**YOUR INSTRUCTIONS**
Quote the records in full and leave their pictures out.

☆ ☆ ☆ ☆ ☆ ☆ ☆

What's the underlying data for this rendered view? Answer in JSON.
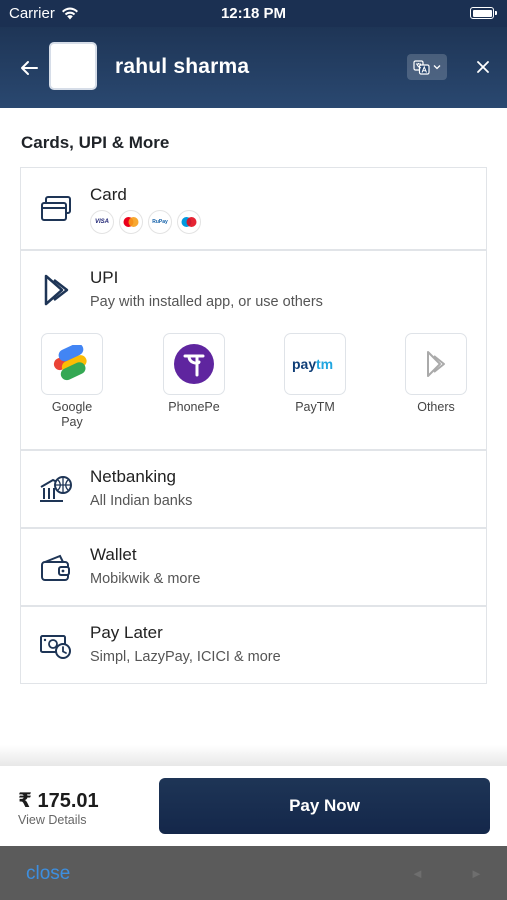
{
  "status": {
    "carrier": "Carrier",
    "time": "12:18 PM"
  },
  "header": {
    "merchant_name": "rahul sharma"
  },
  "section": {
    "title": "Cards, UPI & More"
  },
  "card": {
    "title": "Card",
    "networks": [
      "VISA",
      "Mastercard",
      "RuPay",
      "Maestro"
    ]
  },
  "upi": {
    "title": "UPI",
    "subtitle": "Pay with installed app, or use others",
    "apps": [
      {
        "label": "Google Pay"
      },
      {
        "label": "PhonePe"
      },
      {
        "label": "PayTM"
      },
      {
        "label": "Others"
      }
    ]
  },
  "netbanking": {
    "title": "Netbanking",
    "subtitle": "All Indian banks"
  },
  "wallet": {
    "title": "Wallet",
    "subtitle": "Mobikwik & more"
  },
  "paylater": {
    "title": "Pay Later",
    "subtitle": "Simpl, LazyPay, ICICI & more"
  },
  "footer": {
    "amount": "₹ 175.01",
    "view_details": "View Details",
    "pay_label": "Pay Now"
  },
  "webview": {
    "close_label": "close"
  },
  "colors": {
    "primary": "#1e3556",
    "link": "#3d8fe0"
  }
}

☆ ☆ ☆ ☆ ☆ ☆ ☆

**FINISHED TASK**
What's the underlying data for this rendered view? Answer in JSON.
{
  "status": {
    "carrier": "Carrier",
    "time": "12:18 PM"
  },
  "header": {
    "merchant_name": "rahul sharma"
  },
  "section": {
    "title": "Cards, UPI & More"
  },
  "card": {
    "title": "Card",
    "networks": [
      "VISA",
      "Mastercard",
      "RuPay",
      "Maestro"
    ]
  },
  "upi": {
    "title": "UPI",
    "subtitle": "Pay with installed app, or use others",
    "apps": [
      {
        "label": "Google Pay"
      },
      {
        "label": "PhonePe"
      },
      {
        "label": "PayTM"
      },
      {
        "label": "Others"
      }
    ]
  },
  "netbanking": {
    "title": "Netbanking",
    "subtitle": "All Indian banks"
  },
  "wallet": {
    "title": "Wallet",
    "subtitle": "Mobikwik & more"
  },
  "paylater": {
    "title": "Pay Later",
    "subtitle": "Simpl, LazyPay, ICICI & more"
  },
  "footer": {
    "amount": "₹ 175.01",
    "view_details": "View Details",
    "pay_label": "Pay Now"
  },
  "webview": {
    "close_label": "close"
  },
  "colors": {
    "primary": "#1e3556",
    "link": "#3d8fe0"
  }
}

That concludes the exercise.